*** EXCERPTED RECORDS

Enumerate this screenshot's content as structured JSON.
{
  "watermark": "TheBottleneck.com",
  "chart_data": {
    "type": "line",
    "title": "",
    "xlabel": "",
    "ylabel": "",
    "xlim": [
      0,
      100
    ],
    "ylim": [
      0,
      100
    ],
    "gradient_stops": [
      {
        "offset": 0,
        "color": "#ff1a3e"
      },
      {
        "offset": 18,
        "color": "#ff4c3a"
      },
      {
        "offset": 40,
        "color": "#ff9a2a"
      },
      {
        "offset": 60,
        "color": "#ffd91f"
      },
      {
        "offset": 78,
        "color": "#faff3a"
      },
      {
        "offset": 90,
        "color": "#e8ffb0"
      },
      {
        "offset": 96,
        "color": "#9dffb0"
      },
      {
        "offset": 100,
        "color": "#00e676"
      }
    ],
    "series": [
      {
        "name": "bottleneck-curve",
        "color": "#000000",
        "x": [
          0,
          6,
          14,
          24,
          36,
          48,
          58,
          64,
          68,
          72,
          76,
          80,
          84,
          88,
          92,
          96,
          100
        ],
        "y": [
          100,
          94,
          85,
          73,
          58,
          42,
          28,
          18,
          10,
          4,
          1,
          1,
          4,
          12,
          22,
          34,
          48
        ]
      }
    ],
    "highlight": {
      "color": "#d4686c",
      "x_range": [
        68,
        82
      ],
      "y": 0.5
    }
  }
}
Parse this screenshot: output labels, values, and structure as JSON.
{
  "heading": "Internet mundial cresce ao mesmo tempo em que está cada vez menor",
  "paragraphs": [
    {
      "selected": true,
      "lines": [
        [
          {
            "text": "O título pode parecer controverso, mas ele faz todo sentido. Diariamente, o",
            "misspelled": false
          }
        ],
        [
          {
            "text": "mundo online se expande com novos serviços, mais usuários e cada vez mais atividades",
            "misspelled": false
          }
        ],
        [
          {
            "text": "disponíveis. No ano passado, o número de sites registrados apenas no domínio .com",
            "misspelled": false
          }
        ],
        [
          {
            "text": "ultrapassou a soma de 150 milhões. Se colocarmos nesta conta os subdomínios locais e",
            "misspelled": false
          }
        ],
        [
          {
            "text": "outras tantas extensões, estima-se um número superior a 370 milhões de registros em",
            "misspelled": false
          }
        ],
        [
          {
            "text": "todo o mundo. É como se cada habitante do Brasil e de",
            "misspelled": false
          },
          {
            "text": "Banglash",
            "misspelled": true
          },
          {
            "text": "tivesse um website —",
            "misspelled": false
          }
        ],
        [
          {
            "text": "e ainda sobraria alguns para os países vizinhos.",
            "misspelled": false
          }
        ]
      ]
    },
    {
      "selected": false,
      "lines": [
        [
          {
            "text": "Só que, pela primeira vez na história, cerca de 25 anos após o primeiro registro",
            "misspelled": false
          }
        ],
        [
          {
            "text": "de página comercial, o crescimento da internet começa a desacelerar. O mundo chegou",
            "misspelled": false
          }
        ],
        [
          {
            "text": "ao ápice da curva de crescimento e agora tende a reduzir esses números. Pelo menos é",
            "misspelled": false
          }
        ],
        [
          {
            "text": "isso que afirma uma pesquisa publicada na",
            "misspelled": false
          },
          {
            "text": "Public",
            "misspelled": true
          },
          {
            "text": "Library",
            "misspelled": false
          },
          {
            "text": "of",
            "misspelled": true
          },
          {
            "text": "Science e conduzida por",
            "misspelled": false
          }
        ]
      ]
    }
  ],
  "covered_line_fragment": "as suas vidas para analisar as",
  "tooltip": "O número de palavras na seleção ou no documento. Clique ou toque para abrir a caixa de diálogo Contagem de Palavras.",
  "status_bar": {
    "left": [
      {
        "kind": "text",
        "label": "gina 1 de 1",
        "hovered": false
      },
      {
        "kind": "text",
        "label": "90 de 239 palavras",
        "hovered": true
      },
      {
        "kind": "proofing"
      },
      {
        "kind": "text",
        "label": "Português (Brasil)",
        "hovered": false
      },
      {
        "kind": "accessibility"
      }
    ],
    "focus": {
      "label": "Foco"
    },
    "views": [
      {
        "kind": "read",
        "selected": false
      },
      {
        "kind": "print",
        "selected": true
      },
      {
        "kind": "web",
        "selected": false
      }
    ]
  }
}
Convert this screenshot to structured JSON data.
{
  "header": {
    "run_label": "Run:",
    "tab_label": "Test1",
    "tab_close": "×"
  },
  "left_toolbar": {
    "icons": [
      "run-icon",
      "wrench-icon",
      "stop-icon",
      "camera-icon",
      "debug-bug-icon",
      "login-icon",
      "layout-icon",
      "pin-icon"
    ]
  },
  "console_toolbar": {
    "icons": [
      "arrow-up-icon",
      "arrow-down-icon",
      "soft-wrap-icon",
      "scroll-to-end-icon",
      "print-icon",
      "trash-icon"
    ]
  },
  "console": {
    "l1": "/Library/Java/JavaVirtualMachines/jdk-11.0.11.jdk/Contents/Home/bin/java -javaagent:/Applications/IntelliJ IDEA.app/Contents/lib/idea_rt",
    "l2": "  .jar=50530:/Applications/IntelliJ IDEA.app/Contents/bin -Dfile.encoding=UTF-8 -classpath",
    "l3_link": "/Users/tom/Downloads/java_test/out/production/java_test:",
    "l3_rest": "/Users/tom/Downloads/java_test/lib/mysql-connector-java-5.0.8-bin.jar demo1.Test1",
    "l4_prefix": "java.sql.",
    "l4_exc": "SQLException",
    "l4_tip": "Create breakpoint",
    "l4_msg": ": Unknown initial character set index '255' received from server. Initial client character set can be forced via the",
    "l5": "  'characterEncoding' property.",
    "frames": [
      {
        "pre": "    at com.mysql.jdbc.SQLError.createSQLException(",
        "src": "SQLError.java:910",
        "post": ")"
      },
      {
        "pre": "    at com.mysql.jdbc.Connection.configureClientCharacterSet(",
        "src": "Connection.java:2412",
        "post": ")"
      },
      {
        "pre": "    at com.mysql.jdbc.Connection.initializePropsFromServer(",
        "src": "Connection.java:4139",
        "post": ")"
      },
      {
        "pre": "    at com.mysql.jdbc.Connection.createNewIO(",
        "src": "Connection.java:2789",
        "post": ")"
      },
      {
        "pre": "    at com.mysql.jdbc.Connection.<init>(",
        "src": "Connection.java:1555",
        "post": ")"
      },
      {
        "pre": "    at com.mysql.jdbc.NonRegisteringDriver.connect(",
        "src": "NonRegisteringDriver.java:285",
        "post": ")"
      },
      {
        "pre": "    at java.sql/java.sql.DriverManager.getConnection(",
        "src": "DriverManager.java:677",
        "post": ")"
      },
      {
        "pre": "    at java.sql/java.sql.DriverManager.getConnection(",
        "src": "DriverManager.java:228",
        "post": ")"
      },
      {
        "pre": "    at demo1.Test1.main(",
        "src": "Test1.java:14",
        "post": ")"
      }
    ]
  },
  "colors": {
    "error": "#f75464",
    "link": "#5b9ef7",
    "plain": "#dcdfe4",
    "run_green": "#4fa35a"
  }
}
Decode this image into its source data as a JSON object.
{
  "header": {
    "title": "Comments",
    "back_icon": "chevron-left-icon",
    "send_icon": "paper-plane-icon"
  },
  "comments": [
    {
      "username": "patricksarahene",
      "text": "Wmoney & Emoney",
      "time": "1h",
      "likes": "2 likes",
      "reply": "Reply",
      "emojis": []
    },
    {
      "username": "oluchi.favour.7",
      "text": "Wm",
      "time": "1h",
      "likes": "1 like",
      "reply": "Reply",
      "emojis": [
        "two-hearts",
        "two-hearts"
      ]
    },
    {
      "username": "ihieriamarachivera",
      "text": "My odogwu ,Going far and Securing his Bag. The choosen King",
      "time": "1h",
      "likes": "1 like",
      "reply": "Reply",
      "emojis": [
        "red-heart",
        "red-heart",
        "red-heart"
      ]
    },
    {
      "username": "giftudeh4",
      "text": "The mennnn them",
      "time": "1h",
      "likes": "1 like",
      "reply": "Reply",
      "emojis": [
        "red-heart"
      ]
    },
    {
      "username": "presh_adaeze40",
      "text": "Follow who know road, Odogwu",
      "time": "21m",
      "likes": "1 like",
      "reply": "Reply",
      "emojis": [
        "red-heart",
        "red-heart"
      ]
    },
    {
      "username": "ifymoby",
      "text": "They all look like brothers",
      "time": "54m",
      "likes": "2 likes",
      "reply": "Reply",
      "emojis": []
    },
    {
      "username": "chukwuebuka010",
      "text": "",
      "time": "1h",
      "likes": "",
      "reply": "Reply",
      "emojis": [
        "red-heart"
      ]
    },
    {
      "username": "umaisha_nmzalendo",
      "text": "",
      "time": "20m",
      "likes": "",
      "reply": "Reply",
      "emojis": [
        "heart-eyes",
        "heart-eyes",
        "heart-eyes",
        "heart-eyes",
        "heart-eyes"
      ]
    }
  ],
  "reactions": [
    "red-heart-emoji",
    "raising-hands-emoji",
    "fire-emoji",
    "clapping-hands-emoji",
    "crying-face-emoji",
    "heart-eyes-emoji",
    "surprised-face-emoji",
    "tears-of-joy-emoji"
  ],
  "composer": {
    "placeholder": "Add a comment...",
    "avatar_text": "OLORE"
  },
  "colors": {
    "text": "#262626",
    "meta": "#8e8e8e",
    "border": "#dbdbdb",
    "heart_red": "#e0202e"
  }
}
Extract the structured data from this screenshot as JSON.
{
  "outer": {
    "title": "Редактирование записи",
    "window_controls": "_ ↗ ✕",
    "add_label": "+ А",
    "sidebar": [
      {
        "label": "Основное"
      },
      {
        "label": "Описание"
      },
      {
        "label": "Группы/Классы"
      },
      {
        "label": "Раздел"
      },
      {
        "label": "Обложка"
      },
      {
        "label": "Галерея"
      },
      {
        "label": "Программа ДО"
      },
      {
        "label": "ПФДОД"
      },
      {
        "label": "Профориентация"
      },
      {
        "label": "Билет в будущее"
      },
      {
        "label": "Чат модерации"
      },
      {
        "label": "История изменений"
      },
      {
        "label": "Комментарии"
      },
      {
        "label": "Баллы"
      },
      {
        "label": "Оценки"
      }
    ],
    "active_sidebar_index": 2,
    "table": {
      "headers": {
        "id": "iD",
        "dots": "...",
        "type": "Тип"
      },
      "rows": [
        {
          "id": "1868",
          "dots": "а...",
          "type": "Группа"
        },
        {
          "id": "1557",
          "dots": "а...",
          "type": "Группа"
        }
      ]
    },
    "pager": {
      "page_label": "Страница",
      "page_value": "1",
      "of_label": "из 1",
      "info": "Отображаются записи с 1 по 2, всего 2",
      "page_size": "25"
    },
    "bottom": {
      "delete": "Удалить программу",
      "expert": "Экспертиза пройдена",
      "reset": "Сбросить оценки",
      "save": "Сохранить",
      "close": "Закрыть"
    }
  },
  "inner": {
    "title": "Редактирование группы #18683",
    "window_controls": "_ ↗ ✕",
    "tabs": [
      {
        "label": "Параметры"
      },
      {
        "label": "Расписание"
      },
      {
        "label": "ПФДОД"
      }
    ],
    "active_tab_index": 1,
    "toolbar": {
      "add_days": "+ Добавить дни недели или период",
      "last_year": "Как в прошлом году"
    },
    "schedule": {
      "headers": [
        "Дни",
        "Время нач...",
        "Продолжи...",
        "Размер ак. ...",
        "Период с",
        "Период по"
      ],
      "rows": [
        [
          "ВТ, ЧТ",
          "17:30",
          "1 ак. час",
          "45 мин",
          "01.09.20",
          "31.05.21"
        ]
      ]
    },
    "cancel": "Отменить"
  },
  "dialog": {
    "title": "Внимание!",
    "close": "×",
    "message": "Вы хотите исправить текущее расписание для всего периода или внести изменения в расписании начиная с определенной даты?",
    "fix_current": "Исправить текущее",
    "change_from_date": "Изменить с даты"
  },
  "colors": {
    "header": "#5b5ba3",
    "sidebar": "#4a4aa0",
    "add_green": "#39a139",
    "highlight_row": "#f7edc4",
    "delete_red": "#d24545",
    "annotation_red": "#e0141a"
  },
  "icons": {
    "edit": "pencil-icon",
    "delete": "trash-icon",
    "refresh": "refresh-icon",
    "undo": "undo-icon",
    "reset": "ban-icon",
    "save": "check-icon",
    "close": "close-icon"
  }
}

******

SHORT PROBLEM:
Copy out every line of the listing that includes the string "todo".

SOLUTION:
            "text": "O título pode parecer controverso, mas ele faz todo sentido. Diariamente, o",
            "text": "todo o mundo. É como se cada habitante do Brasil e de",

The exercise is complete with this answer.